Supplied text

The Joan of Arc of Loos is a 1916 Australian silent film shot by Franklyn Barrett based on the true story of Émilienne Moreau-Evrard in World War I. Only a portion of the movie survives today.

==Plot==
The story is told in five acts. In 1915, German troops led by Captain von Epstein capture the peaceful town of Loos and start committing atrocities on the local population. Von Epstein lusts after a young peasant girl, Émilienne Moreau (Jane King), but she escapes to the Allied lines. Inspired by the vision of Joan of Arc (Jean Robertson), she helps encourage the Allied troops in an attack to retake the town. She falls for a French dispatch rider (Clive Farnham) who is captured by the Germans and takes part in shooting German officers who are sniping on the Red Cross. Emilienne manages to engineer her lover's escape and winds up married to them. She is also awarded a military cross.

==Cast==
- Jane King as Émilienne Moreau
- Jean Robertson as the angel
- Clive Farnham as soldier hero
- Beatrice Esmond
- Martyn Keith
- Arthur Greenaway
- Austin Milroy
- Harry Halley
- Winter Hall
- Irve Hayman
- Arthur Spence
- Fred Knowles

==Production==
The movie was the first film from theatre entrepreneur George Willoughby.

The film was described as "one of the biggest picture undertakings yet attempted in Australia." The village of Loos was recreated on Tamarama Beach in Sydney by scenic artist Jack Ricketts. The battle was staged with 300 extras including 100 returned servicemen. An avenue of poplars near Randwick Racecourse was used as a stand-in for the Flanders countryside.

During production the film was known as Emilienne Moreau. Production was held up for a number of days when star Jean King collapsed after the filming of a scene "which necessitated very strenuous acting" and juvenile lead Clive Farnham was injured when a motorcycle he was driving during a scene skidded and threw him over a bridge.

==Reception==
The movie was used as a recruitment tool however it was not a success at the box office and reviews were poor. Critics took particular exception to the story being old fashioned and suggesting the Battle of Loos was won by divine intervention rather than skill. However Jean Robertson received positive notices for her performance as the angel.

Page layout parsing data
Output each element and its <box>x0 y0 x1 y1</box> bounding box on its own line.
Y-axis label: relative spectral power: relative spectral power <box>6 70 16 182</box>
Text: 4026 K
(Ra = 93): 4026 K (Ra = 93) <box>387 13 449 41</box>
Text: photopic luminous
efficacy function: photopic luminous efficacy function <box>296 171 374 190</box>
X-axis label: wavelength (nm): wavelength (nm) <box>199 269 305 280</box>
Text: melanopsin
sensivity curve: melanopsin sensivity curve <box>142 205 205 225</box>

Task list
a) Answer these from the text on The Joan of Arc of Loos:
(i) Where was the village of Loos recreated for the film?
(ii) What title did the film carry during production?
(iii) Which performer received positive notices, and for what role?
b) Retype the passage from the text on The Joan of Arc of Loos between "The Joan of" and "movie survives today.", inclusive.

Expected outputs
a)
(i) On Tamarama Beach in Sydney.
(ii) Emilienne Moreau.
(iii) Jean Robertson, for her performance as the angel.

b)
The Joan of Arc of Loos is a 1916 Australian silent film shot by Franklyn Barrett based on the true story of Émilienne Moreau-Evrard in World War I. Only a portion of the movie survives today.